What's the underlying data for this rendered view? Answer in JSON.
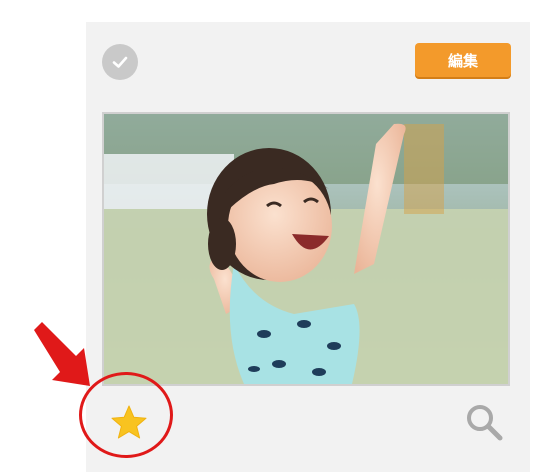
{
  "toolbar": {
    "edit_label": "編集"
  },
  "icons": {
    "select": "check-circle-icon",
    "favorite": "star-icon",
    "zoom": "magnifier-icon"
  },
  "colors": {
    "edit_button": "#f39a2b",
    "favorite_star": "#f8c320",
    "highlight": "#e01919"
  }
}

**GIVEN EXERCISE**
Go through the data above and transcribe it in full, omitting any image.

**ANSWER FOR THIS EXERCISE**
What's the underlying data for this rendered view? Answer in JSON.
{
  "toolbar": {
    "edit_label": "編集"
  },
  "icons": {
    "select": "check-circle-icon",
    "favorite": "star-icon",
    "zoom": "magnifier-icon"
  },
  "colors": {
    "edit_button": "#f39a2b",
    "favorite_star": "#f8c320",
    "highlight": "#e01919"
  }
}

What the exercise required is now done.